* Start PROVIDED INFORMATION *

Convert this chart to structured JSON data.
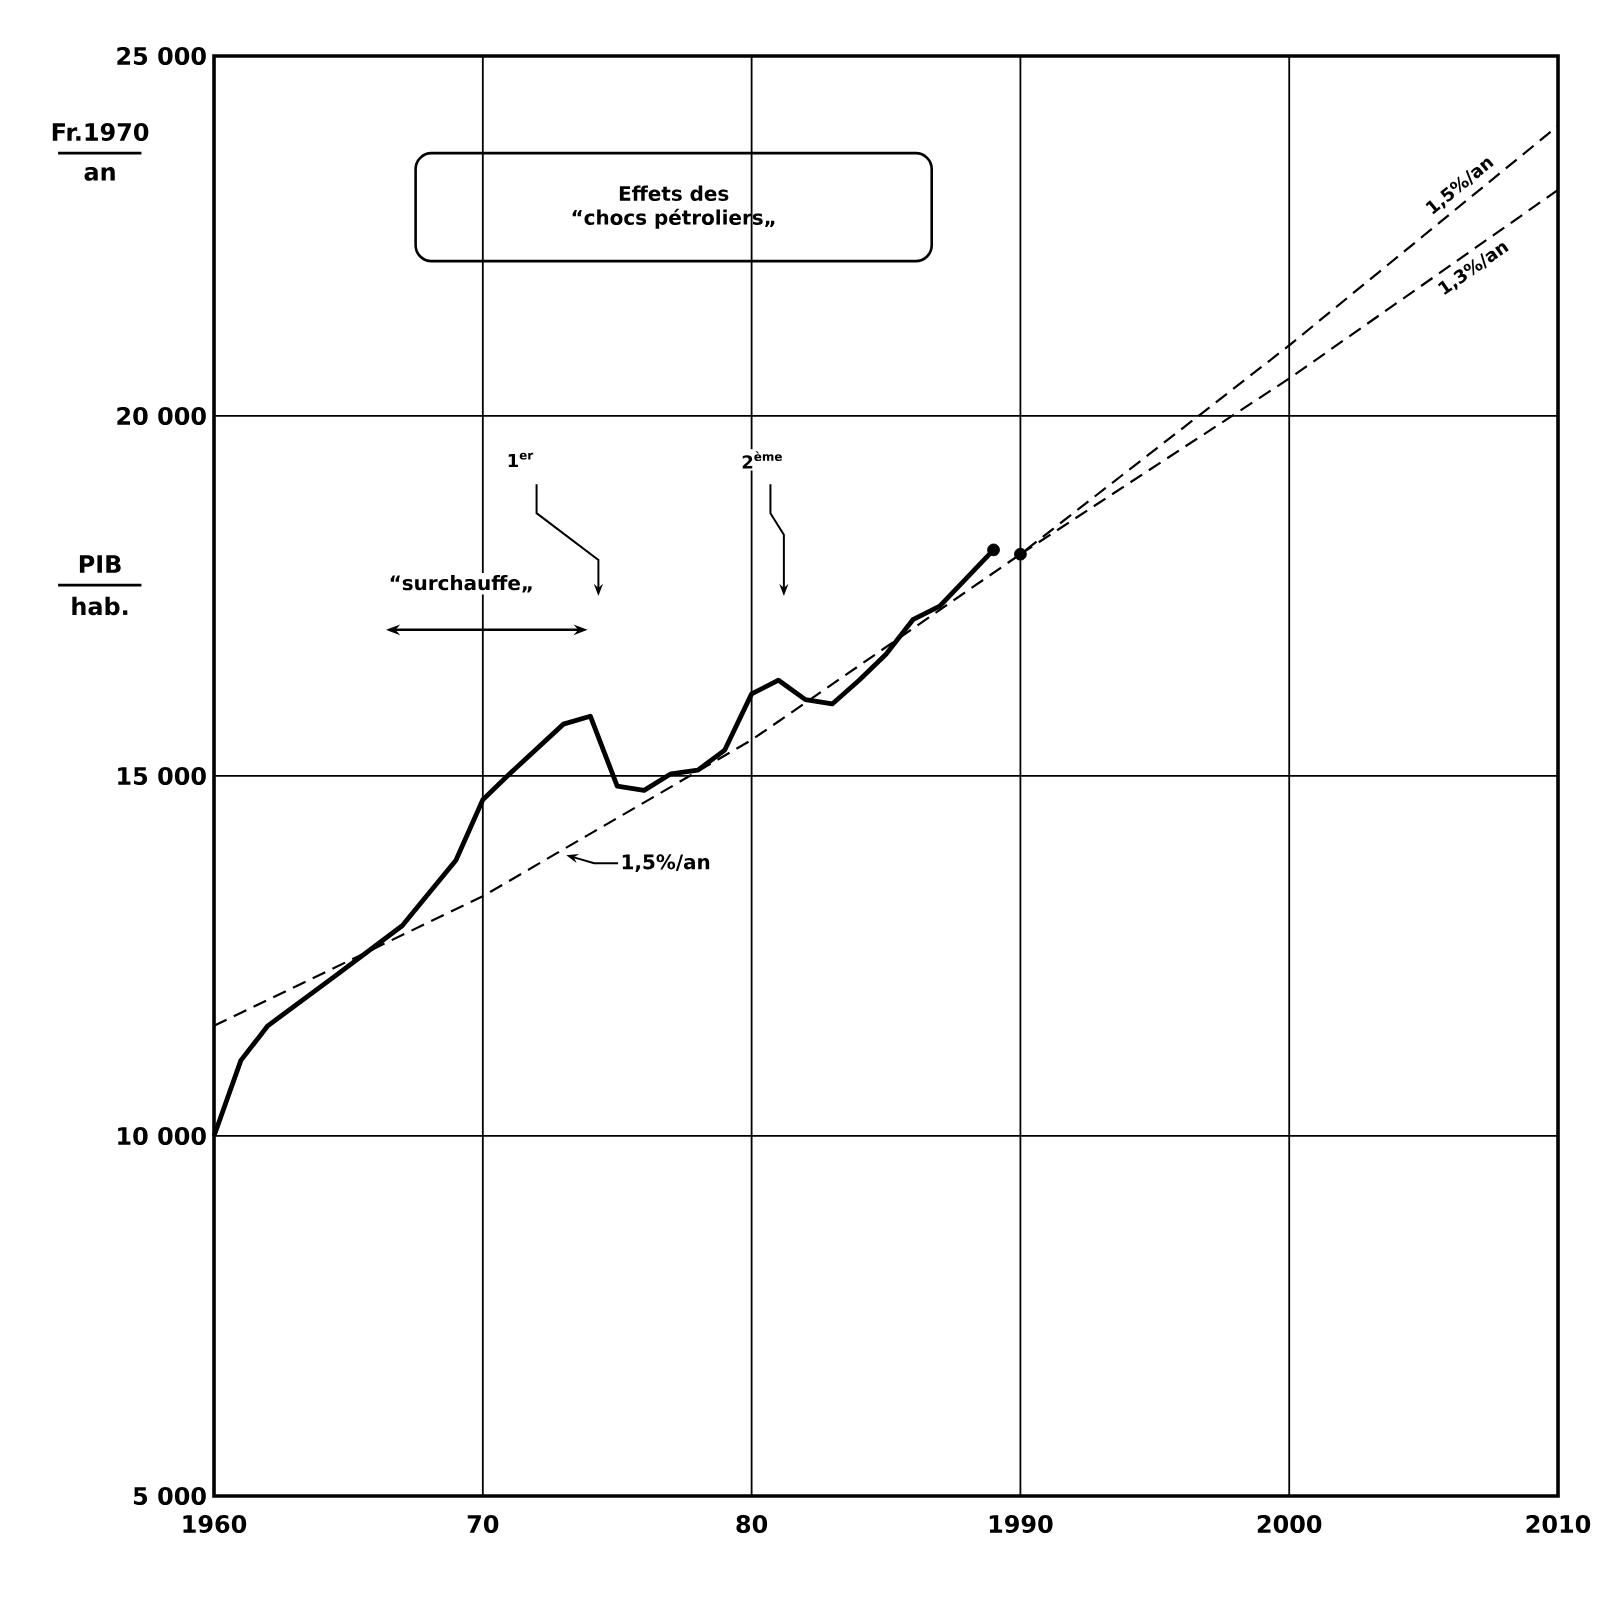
{
  "chart_data": {
    "type": "line",
    "xlim": [
      1960,
      2010
    ],
    "ylim": [
      5000,
      25000
    ],
    "xticks": [
      {
        "value": 1960,
        "label": "1960"
      },
      {
        "value": 1970,
        "label": "70"
      },
      {
        "value": 1980,
        "label": "80"
      },
      {
        "value": 1990,
        "label": "1990"
      },
      {
        "value": 2000,
        "label": "2000"
      },
      {
        "value": 2010,
        "label": "2010"
      }
    ],
    "yticks": [
      {
        "value": 5000,
        "label": "5 000"
      },
      {
        "value": 10000,
        "label": "10 000"
      },
      {
        "value": 15000,
        "label": "15 000"
      },
      {
        "value": 20000,
        "label": "20 000"
      },
      {
        "value": 25000,
        "label": "25 000"
      }
    ],
    "grid": true,
    "annotations": [
      "Fr.1970",
      "an",
      "PIB",
      "hab.",
      "Effets des",
      "“chocs pétroliers„",
      "1$^{er}$",
      "2$^{ème}$",
      "“surchauffe„",
      {
        "text": "1,5%/an",
        "x": 1973.1,
        "y": 13900
      }
    ],
    "series": [
      {
        "color": "#000000",
        "line_style": "solid",
        "x": [
          1960,
          1961,
          1962,
          1964.5,
          1967,
          1969,
          1970,
          1971,
          1973,
          1974,
          1975,
          1976,
          1977,
          1978,
          1979,
          1980,
          1981,
          1982,
          1983,
          1984,
          1985,
          1986,
          1987,
          1989
        ],
        "values": [
          10000,
          11050,
          11530,
          12220,
          12920,
          13830,
          14670,
          15030,
          15720,
          15830,
          14860,
          14800,
          15030,
          15080,
          15360,
          16140,
          16330,
          16060,
          16000,
          16330,
          16690,
          17170,
          17360,
          18140
        ]
      },
      {
        "type": "line",
        "name": "1,5%/an",
        "color": "#000000",
        "line_style": "dashed",
        "x": [
          1960,
          1970,
          1980,
          1990,
          2000,
          2010
        ],
        "values": [
          11530,
          13330,
          15500,
          18080,
          20980,
          24030
        ]
      },
      {
        "type": "line",
        "name": "1,3%/an",
        "color": "#000000",
        "line_style": "dashed",
        "x": [
          1990,
          2000,
          2010
        ],
        "values": [
          18080,
          20520,
          23140
        ]
      },
      {
        "type": "scatter",
        "color": "#000000",
        "x": [
          1989,
          1990
        ],
        "values": [
          18140,
          18080
        ]
      }
    ]
  }
}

* End PROVIDED INFORMATION *

# PROBLEM TO WORK ON
With the pictures omitted, reproduce the records in full and exactly.

# OUTPUT
Convert this chart to structured JSON data.
{
  "chart_data": {
    "type": "line",
    "xlim": [
      1960,
      2010
    ],
    "ylim": [
      5000,
      25000
    ],
    "xticks": [
      {
        "value": 1960,
        "label": "1960"
      },
      {
        "value": 1970,
        "label": "70"
      },
      {
        "value": 1980,
        "label": "80"
      },
      {
        "value": 1990,
        "label": "1990"
      },
      {
        "value": 2000,
        "label": "2000"
      },
      {
        "value": 2010,
        "label": "2010"
      }
    ],
    "yticks": [
      {
        "value": 5000,
        "label": "5 000"
      },
      {
        "value": 10000,
        "label": "10 000"
      },
      {
        "value": 15000,
        "label": "15 000"
      },
      {
        "value": 20000,
        "label": "20 000"
      },
      {
        "value": 25000,
        "label": "25 000"
      }
    ],
    "grid": true,
    "annotations": [
      "Fr.1970",
      "an",
      "PIB",
      "hab.",
      "Effets des",
      "“chocs pétroliers„",
      "1$^{er}$",
      "2$^{ème}$",
      "“surchauffe„",
      {
        "text": "1,5%/an",
        "x": 1973.1,
        "y": 13900
      }
    ],
    "series": [
      {
        "color": "#000000",
        "line_style": "solid",
        "x": [
          1960,
          1961,
          1962,
          1964.5,
          1967,
          1969,
          1970,
          1971,
          1973,
          1974,
          1975,
          1976,
          1977,
          1978,
          1979,
          1980,
          1981,
          1982,
          1983,
          1984,
          1985,
          1986,
          1987,
          1989
        ],
        "values": [
          10000,
          11050,
          11530,
          12220,
          12920,
          13830,
          14670,
          15030,
          15720,
          15830,
          14860,
          14800,
          15030,
          15080,
          15360,
          16140,
          16330,
          16060,
          16000,
          16330,
          16690,
          17170,
          17360,
          18140
        ]
      },
      {
        "type": "line",
        "name": "1,5%/an",
        "color": "#000000",
        "line_style": "dashed",
        "x": [
          1960,
          1970,
          1980,
          1990,
          2000,
          2010
        ],
        "values": [
          11530,
          13330,
          15500,
          18080,
          20980,
          24030
        ]
      },
      {
        "type": "line",
        "name": "1,3%/an",
        "color": "#000000",
        "line_style": "dashed",
        "x": [
          1990,
          2000,
          2010
        ],
        "values": [
          18080,
          20520,
          23140
        ]
      },
      {
        "type": "scatter",
        "color": "#000000",
        "x": [
          1989,
          1990
        ],
        "values": [
          18140,
          18080
        ]
      }
    ]
  }
}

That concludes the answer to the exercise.